___ Dataset content ___

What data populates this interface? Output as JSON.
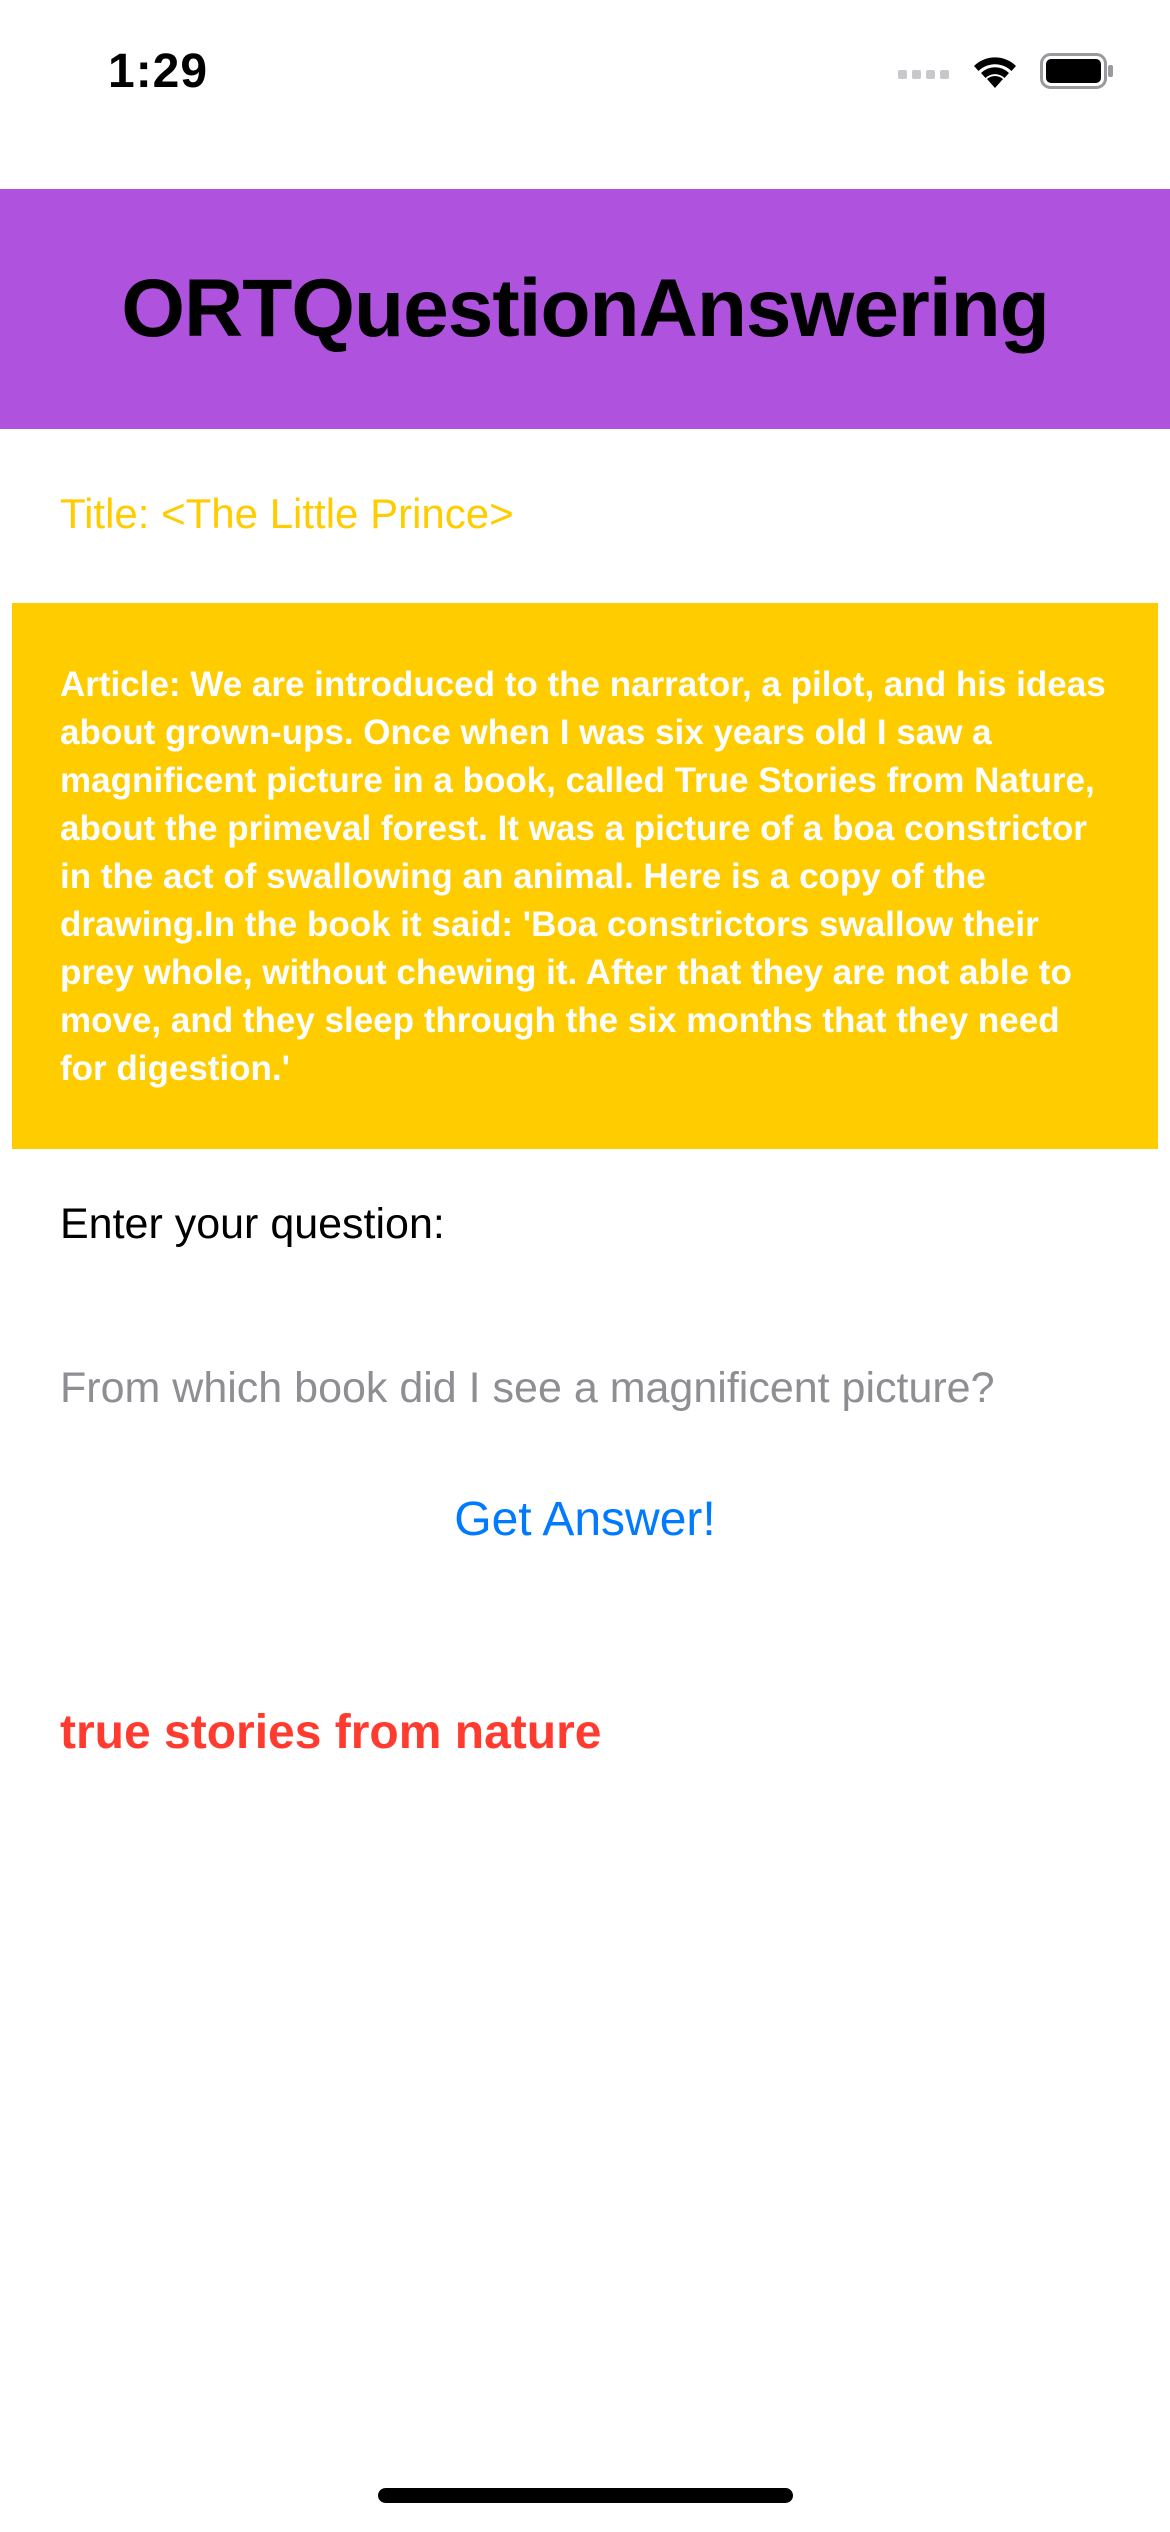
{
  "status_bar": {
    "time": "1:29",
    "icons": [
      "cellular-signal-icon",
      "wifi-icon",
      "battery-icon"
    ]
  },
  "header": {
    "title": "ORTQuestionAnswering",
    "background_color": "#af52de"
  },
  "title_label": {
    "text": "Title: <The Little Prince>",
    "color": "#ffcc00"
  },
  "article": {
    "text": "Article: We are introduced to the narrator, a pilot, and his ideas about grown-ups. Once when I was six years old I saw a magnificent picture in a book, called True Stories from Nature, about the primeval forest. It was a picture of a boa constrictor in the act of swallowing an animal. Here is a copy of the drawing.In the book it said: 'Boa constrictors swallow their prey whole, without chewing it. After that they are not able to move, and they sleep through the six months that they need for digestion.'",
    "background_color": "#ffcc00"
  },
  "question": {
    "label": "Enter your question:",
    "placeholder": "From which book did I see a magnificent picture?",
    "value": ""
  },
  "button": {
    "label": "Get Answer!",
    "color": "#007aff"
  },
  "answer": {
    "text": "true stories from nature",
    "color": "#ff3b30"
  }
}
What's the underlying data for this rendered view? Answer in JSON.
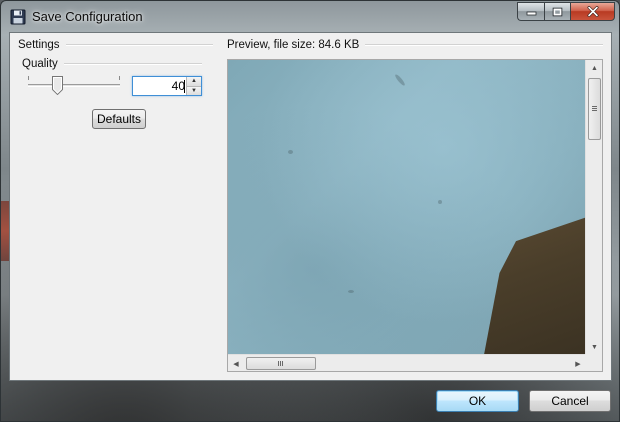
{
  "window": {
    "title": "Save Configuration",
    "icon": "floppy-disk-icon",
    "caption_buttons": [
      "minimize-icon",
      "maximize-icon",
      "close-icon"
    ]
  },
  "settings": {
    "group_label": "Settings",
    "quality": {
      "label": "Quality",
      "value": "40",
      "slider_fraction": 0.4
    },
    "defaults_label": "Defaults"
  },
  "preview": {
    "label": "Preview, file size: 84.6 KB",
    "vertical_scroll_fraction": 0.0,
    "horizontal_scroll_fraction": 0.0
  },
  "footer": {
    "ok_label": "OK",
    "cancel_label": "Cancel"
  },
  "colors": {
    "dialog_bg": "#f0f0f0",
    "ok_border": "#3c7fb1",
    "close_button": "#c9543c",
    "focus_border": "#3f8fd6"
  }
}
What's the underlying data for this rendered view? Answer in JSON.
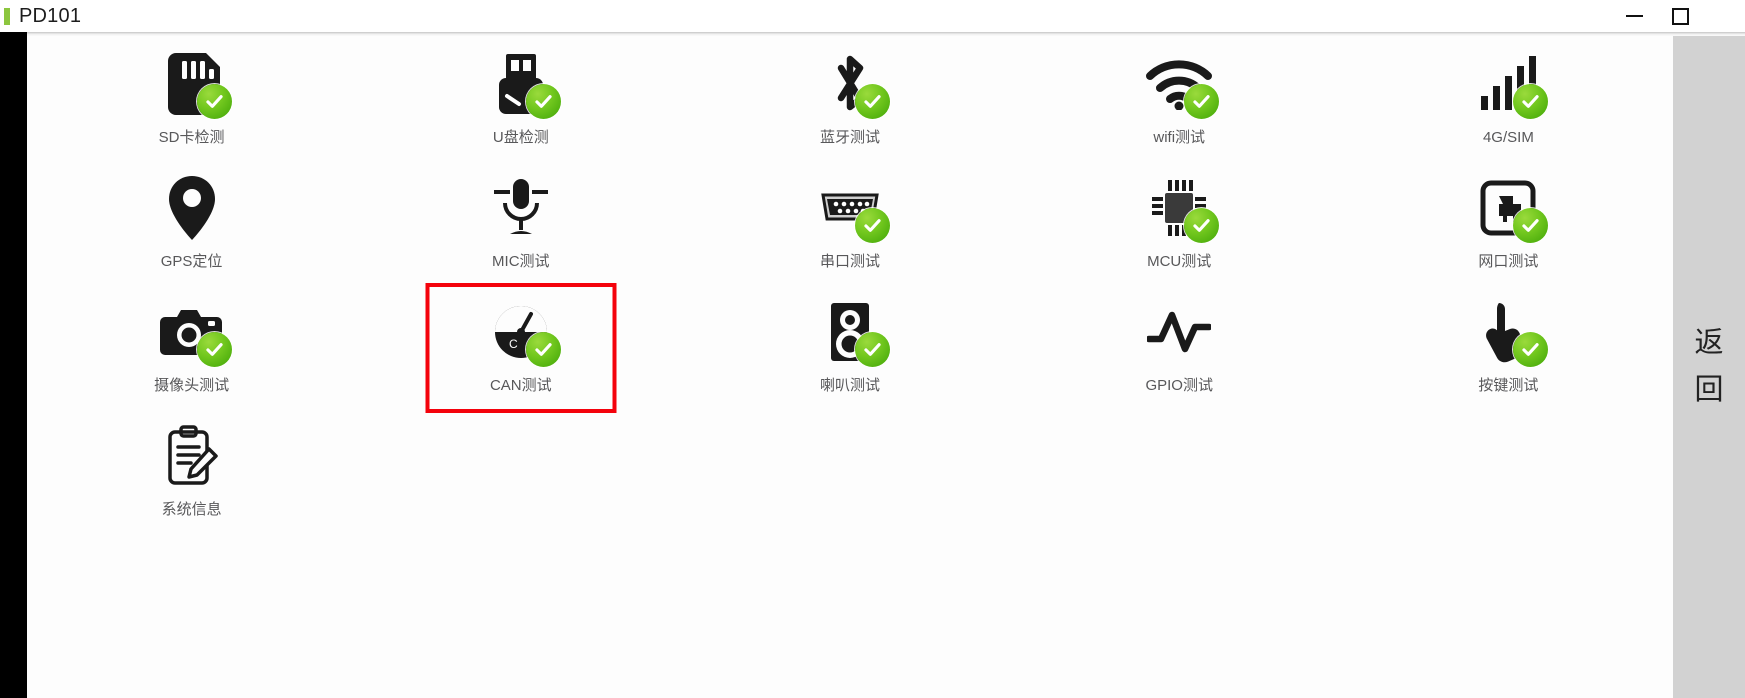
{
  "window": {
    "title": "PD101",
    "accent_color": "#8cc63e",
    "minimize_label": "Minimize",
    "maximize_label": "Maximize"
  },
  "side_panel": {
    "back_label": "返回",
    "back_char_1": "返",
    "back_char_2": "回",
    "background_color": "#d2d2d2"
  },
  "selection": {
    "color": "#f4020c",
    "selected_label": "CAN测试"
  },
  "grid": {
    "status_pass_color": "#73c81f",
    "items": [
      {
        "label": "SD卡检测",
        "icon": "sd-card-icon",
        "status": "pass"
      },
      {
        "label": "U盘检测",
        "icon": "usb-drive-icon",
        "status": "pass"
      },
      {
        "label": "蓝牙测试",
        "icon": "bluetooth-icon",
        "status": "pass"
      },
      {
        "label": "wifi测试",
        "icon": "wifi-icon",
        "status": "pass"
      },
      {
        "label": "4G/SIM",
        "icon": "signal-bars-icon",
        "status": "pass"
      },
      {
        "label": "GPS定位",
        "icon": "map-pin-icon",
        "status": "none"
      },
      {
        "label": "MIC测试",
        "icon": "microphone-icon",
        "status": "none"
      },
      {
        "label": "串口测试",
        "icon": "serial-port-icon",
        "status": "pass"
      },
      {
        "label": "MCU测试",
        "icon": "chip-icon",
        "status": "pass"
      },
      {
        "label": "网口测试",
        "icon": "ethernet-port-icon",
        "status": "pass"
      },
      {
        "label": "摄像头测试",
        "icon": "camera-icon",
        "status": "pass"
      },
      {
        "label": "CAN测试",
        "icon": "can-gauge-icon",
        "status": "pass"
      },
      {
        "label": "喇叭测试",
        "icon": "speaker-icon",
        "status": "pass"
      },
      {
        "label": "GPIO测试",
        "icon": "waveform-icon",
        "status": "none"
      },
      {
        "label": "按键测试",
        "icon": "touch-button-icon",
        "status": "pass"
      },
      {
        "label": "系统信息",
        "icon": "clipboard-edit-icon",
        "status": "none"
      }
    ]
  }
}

___

-- Problem details --
Give all the lines above again, character for character, without pictures.

-- Output for this exercise --
What data populates this interface? Output as JSON.
{
  "status_bar": {
    "time": "1:29",
    "icons": [
      "cellular-signal-icon",
      "wifi-icon",
      "battery-icon"
    ]
  },
  "header": {
    "title": "ORTQuestionAnswering",
    "background_color": "#af52de"
  },
  "title_label": {
    "text": "Title: <The Little Prince>",
    "color": "#ffcc00"
  },
  "article": {
    "text": "Article: We are introduced to the narrator, a pilot, and his ideas about grown-ups. Once when I was six years old I saw a magnificent picture in a book, called True Stories from Nature, about the primeval forest. It was a picture of a boa constrictor in the act of swallowing an animal. Here is a copy of the drawing.In the book it said: 'Boa constrictors swallow their prey whole, without chewing it. After that they are not able to move, and they sleep through the six months that they need for digestion.'",
    "background_color": "#ffcc00"
  },
  "question": {
    "label": "Enter your question:",
    "placeholder": "From which book did I see a magnificent picture?",
    "value": ""
  },
  "button": {
    "label": "Get Answer!",
    "color": "#007aff"
  },
  "answer": {
    "text": "true stories from nature",
    "color": "#ff3b30"
  }
}
What's the underlying data for this rendered view? Answer in JSON.
{
  "window": {
    "title": "Save Configuration",
    "icon": "floppy-disk-icon",
    "caption_buttons": [
      "minimize-icon",
      "maximize-icon",
      "close-icon"
    ]
  },
  "settings": {
    "group_label": "Settings",
    "quality": {
      "label": "Quality",
      "value": "40",
      "slider_fraction": 0.4
    },
    "defaults_label": "Defaults"
  },
  "preview": {
    "label": "Preview, file size: 84.6 KB",
    "vertical_scroll_fraction": 0.0,
    "horizontal_scroll_fraction": 0.0
  },
  "footer": {
    "ok_label": "OK",
    "cancel_label": "Cancel"
  },
  "colors": {
    "dialog_bg": "#f0f0f0",
    "ok_border": "#3c7fb1",
    "close_button": "#c9543c",
    "focus_border": "#3f8fd6"
  }
}
What's the underlying data for this rendered view? Answer in JSON.
{
  "window": {
    "title": "PD101",
    "accent_color": "#8cc63e",
    "minimize_label": "Minimize",
    "maximize_label": "Maximize"
  },
  "side_panel": {
    "back_label": "返回",
    "back_char_1": "返",
    "back_char_2": "回",
    "background_color": "#d2d2d2"
  },
  "selection": {
    "color": "#f4020c",
    "selected_label": "CAN测试"
  },
  "grid": {
    "status_pass_color": "#73c81f",
    "items": [
      {
        "label": "SD卡检测",
        "icon": "sd-card-icon",
        "status": "pass"
      },
      {
        "label": "U盘检测",
        "icon": "usb-drive-icon",
        "status": "pass"
      },
      {
        "label": "蓝牙测试",
        "icon": "bluetooth-icon",
        "status": "pass"
      },
      {
        "label": "wifi测试",
        "icon": "wifi-icon",
        "status": "pass"
      },
      {
        "label": "4G/SIM",
        "icon": "signal-bars-icon",
        "status": "pass"
      },
      {
        "label": "GPS定位",
        "icon": "map-pin-icon",
        "status": "none"
      },
      {
        "label": "MIC测试",
        "icon": "microphone-icon",
        "status": "none"
      },
      {
        "label": "串口测试",
        "icon": "serial-port-icon",
        "status": "pass"
      },
      {
        "label": "MCU测试",
        "icon": "chip-icon",
        "status": "pass"
      },
      {
        "label": "网口测试",
        "icon": "ethernet-port-icon",
        "status": "pass"
      },
      {
        "label": "摄像头测试",
        "icon": "camera-icon",
        "status": "pass"
      },
      {
        "label": "CAN测试",
        "icon": "can-gauge-icon",
        "status": "pass"
      },
      {
        "label": "喇叭测试",
        "icon": "speaker-icon",
        "status": "pass"
      },
      {
        "label": "GPIO测试",
        "icon": "waveform-icon",
        "status": "none"
      },
      {
        "label": "按键测试",
        "icon": "touch-button-icon",
        "status": "pass"
      },
      {
        "label": "系统信息",
        "icon": "clipboard-edit-icon",
        "status": "none"
      }
    ]
  }
}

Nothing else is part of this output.